TASK REQUIREMENTS. Identify the lines containing the word "this". Copy each one.

******

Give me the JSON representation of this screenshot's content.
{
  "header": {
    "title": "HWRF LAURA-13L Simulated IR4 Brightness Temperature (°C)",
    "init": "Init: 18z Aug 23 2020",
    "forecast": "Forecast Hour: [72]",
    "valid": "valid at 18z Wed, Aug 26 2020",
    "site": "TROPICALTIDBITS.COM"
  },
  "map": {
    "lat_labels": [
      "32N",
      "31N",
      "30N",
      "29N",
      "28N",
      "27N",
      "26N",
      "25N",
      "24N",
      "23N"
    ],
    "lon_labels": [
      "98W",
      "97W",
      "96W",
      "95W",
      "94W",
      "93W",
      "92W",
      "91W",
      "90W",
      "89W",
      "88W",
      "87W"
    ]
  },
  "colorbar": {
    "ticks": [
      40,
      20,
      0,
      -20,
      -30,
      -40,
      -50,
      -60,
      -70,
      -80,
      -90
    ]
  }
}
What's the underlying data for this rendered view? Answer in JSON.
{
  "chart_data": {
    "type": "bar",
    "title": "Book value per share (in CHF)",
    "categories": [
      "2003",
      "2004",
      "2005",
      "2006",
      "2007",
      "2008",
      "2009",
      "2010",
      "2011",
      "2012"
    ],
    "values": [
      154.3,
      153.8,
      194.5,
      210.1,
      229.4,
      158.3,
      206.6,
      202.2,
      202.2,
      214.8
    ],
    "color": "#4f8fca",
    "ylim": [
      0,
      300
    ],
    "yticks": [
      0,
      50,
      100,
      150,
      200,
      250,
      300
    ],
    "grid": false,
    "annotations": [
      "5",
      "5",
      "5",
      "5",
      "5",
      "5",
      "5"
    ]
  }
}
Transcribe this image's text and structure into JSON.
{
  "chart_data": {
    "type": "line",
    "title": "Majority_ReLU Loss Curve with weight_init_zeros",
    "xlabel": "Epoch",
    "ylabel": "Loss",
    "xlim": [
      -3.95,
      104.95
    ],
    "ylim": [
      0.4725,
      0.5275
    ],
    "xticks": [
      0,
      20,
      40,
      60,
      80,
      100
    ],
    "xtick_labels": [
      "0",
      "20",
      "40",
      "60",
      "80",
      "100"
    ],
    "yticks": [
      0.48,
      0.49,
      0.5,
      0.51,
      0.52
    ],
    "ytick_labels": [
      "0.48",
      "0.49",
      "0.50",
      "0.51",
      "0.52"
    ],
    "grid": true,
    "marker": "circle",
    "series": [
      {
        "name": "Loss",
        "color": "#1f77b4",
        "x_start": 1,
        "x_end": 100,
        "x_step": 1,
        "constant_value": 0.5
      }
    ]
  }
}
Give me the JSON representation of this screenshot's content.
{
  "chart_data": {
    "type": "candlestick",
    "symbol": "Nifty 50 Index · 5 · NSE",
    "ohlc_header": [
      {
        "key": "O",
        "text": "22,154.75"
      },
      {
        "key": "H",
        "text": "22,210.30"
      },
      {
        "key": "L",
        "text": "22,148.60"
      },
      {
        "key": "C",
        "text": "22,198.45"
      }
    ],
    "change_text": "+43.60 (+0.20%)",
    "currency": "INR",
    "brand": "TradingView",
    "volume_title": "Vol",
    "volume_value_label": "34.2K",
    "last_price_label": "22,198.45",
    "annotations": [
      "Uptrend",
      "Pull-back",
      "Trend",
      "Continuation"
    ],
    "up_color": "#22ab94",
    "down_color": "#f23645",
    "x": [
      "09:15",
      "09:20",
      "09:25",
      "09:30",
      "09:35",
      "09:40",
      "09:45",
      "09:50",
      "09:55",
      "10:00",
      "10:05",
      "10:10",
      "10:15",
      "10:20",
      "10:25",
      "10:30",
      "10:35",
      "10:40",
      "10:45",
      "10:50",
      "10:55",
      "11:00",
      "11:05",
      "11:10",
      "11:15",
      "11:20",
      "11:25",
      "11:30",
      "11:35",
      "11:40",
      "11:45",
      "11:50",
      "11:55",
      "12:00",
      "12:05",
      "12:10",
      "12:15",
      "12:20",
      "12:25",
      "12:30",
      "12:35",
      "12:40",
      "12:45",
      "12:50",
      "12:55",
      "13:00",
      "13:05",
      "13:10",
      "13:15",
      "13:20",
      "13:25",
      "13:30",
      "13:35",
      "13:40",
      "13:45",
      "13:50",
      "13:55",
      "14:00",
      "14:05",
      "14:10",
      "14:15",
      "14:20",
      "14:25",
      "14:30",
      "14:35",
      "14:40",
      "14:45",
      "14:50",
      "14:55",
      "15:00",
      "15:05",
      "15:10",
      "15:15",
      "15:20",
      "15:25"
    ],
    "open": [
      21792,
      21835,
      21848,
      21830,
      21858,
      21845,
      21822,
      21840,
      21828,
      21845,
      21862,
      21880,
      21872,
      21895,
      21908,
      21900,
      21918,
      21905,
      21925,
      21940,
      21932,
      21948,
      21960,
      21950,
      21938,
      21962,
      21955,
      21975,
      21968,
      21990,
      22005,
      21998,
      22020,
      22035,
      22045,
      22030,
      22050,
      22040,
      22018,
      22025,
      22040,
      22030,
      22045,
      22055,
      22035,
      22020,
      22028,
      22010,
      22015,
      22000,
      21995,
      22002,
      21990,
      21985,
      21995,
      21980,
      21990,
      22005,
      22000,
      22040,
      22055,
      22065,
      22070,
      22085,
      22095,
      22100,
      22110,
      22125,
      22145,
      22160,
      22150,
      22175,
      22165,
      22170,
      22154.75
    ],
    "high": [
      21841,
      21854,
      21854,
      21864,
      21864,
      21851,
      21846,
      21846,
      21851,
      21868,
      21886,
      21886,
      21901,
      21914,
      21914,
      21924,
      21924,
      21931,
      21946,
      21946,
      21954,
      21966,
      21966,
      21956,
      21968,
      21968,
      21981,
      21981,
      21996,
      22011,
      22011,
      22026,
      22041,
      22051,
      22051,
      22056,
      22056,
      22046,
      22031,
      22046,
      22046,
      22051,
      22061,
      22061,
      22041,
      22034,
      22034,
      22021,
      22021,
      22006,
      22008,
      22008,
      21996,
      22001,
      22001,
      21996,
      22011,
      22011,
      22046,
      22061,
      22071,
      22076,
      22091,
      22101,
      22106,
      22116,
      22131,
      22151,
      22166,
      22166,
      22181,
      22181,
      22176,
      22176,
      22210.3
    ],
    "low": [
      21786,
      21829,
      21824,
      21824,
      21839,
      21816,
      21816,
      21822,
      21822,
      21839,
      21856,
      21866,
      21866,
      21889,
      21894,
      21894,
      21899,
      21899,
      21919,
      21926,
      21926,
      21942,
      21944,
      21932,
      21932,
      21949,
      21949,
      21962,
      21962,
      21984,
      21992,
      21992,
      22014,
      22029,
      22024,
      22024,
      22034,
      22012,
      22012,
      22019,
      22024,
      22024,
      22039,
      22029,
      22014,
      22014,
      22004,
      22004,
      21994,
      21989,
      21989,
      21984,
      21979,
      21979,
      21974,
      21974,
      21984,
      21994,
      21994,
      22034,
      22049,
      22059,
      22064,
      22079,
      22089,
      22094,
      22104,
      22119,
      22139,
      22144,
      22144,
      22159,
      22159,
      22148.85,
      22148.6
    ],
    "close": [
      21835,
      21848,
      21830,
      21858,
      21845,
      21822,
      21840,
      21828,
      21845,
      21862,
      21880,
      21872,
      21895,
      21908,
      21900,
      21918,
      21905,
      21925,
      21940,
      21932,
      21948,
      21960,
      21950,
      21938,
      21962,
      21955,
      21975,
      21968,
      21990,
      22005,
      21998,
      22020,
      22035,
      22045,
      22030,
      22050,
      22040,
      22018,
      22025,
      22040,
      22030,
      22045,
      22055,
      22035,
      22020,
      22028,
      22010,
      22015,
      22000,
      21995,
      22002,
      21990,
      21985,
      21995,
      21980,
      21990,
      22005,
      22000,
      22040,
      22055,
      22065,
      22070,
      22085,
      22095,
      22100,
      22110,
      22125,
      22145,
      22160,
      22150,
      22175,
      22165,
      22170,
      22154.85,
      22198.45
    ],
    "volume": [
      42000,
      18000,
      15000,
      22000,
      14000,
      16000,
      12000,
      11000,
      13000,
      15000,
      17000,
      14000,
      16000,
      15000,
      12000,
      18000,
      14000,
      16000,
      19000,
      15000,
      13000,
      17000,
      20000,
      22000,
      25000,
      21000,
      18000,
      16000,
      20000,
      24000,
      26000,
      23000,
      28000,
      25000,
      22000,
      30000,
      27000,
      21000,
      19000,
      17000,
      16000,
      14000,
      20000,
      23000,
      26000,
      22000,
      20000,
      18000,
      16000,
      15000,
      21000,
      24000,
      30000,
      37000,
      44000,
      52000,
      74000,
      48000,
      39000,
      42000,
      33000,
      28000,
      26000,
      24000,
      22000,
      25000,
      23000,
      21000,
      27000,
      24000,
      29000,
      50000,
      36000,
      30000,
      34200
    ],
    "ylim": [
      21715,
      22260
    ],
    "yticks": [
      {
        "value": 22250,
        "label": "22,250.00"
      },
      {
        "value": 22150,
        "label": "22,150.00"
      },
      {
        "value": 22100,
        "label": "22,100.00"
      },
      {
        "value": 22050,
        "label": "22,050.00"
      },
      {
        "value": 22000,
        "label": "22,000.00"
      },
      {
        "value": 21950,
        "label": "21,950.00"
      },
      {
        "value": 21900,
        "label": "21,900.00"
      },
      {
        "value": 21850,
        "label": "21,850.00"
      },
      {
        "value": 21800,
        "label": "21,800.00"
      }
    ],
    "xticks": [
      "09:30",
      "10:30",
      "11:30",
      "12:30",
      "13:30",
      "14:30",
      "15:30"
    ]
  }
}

******

EXPECTED ANSWER.
Give me the JSON representation of this screenshot's content.
What's the underlying data for this rendered view? Answer in JSON.
Transcribe this image's text and structure into JSON.
Give me the JSON representation of this screenshot's content.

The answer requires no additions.